## Records for the task

+ + + + +

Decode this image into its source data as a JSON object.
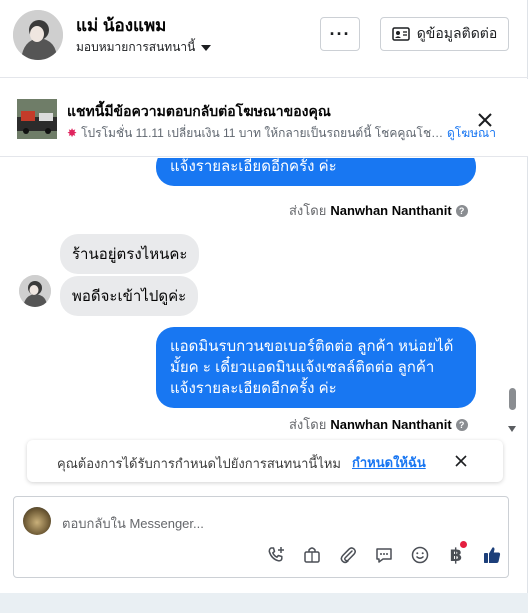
{
  "header": {
    "contact_name": "แม่ น้องแพม",
    "assign_label": "มอบหมายการสนทนานี้",
    "more_label": "···",
    "contact_info_label": "ดูข้อมูลติดต่อ"
  },
  "ad_banner": {
    "title": "แชทนี้มีข้อความตอบกลับต่อโฆษณาของคุณ",
    "subtitle": "โปรโมชั่น 11.11 เปลี่ยนเงิน 11 บาท ให้กลายเป็นรถยนต์นี้ โชคคูณโชค จั...",
    "link_label": "ดูโฆษณา"
  },
  "messages": {
    "outgoing_1_line1": "แจ้งรายละเอียดอีกครั้ง ค่ะ",
    "sent_by_prefix_1": "ส่งโดย",
    "sent_by_name_1": "Nanwhan Nanthanit",
    "incoming_1": "ร้านอยู่ตรงไหนคะ",
    "incoming_2": "พอดีจะเข้าไปดูค่ะ",
    "outgoing_2_line1": "แอดมินรบกวนขอเบอร์ติดต่อ ลูกค้า  หน่อยได้",
    "outgoing_2_line2": "มั้ยค ะ เดี๋ยวแอดมินแจ้งเซลล์ติดต่อ ลูกค้า",
    "outgoing_2_line3": "แจ้งรายละเอียดอีกครั้ง ค่ะ",
    "sent_by_prefix_2": "ส่งโดย",
    "sent_by_name_2": "Nanwhan Nanthanit"
  },
  "assign_prompt": {
    "text": "คุณต้องการได้รับการกำหนดไปยังการสนทนานี้ไหม",
    "link_label": "กำหนดให้ฉัน"
  },
  "composer": {
    "placeholder": "ตอบกลับใน Messenger...",
    "baht_symbol": "฿"
  },
  "colors": {
    "accent": "#1877f2",
    "bubble_incoming": "#e9eaec",
    "notification_dot": "#e41e3f"
  },
  "icons": [
    "more-dots-icon",
    "contact-card-icon",
    "close-icon",
    "call-add-icon",
    "shopping-bag-icon",
    "attachment-icon",
    "chat-reply-icon",
    "emoji-icon",
    "baht-icon",
    "thumbs-up-icon"
  ]
}
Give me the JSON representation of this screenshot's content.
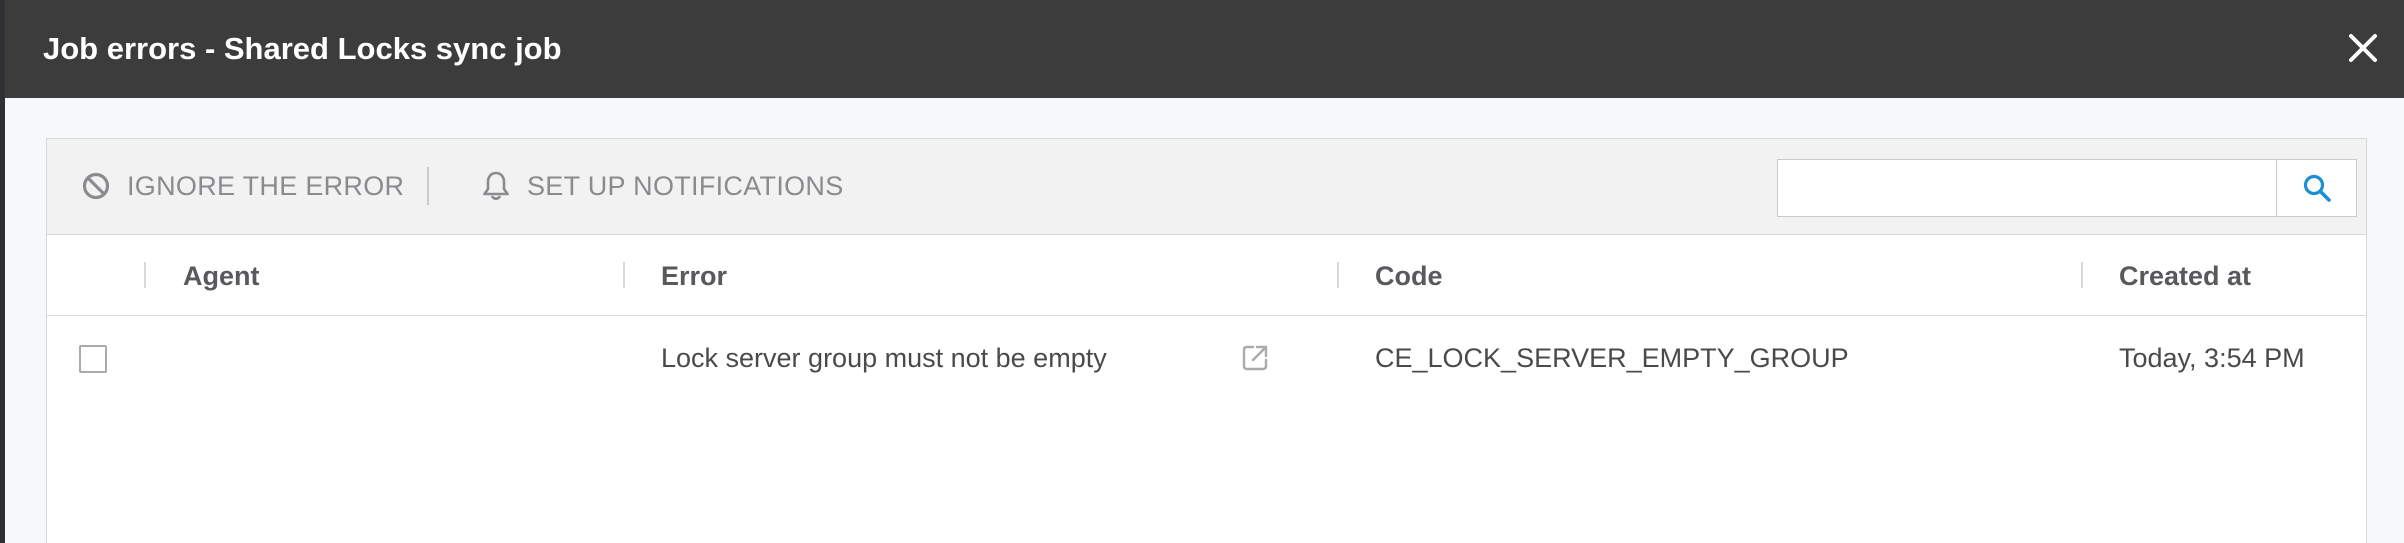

+ + + + +

## Exercise instructions
Omit any images, then output the listing exactly.

## Task answer
Decode this image into its source data as a JSON object.
{
  "header": {
    "contact_name": "แม่ น้องแพม",
    "assign_label": "มอบหมายการสนทนานี้",
    "more_label": "···",
    "contact_info_label": "ดูข้อมูลติดต่อ"
  },
  "ad_banner": {
    "title": "แชทนี้มีข้อความตอบกลับต่อโฆษณาของคุณ",
    "subtitle": "โปรโมชั่น 11.11 เปลี่ยนเงิน 11 บาท ให้กลายเป็นรถยนต์นี้ โชคคูณโชค จั...",
    "link_label": "ดูโฆษณา"
  },
  "messages": {
    "outgoing_1_line1": "แจ้งรายละเอียดอีกครั้ง ค่ะ",
    "sent_by_prefix_1": "ส่งโดย",
    "sent_by_name_1": "Nanwhan Nanthanit",
    "incoming_1": "ร้านอยู่ตรงไหนคะ",
    "incoming_2": "พอดีจะเข้าไปดูค่ะ",
    "outgoing_2_line1": "แอดมินรบกวนขอเบอร์ติดต่อ ลูกค้า  หน่อยได้",
    "outgoing_2_line2": "มั้ยค ะ เดี๋ยวแอดมินแจ้งเซลล์ติดต่อ ลูกค้า",
    "outgoing_2_line3": "แจ้งรายละเอียดอีกครั้ง ค่ะ",
    "sent_by_prefix_2": "ส่งโดย",
    "sent_by_name_2": "Nanwhan Nanthanit"
  },
  "assign_prompt": {
    "text": "คุณต้องการได้รับการกำหนดไปยังการสนทนานี้ไหม",
    "link_label": "กำหนดให้ฉัน"
  },
  "composer": {
    "placeholder": "ตอบกลับใน Messenger...",
    "baht_symbol": "฿"
  },
  "colors": {
    "accent": "#1877f2",
    "bubble_incoming": "#e9eaec",
    "notification_dot": "#e41e3f"
  },
  "icons": [
    "more-dots-icon",
    "contact-card-icon",
    "close-icon",
    "call-add-icon",
    "shopping-bag-icon",
    "attachment-icon",
    "chat-reply-icon",
    "emoji-icon",
    "baht-icon",
    "thumbs-up-icon"
  ]
}
Give me the JSON representation of this screenshot's content.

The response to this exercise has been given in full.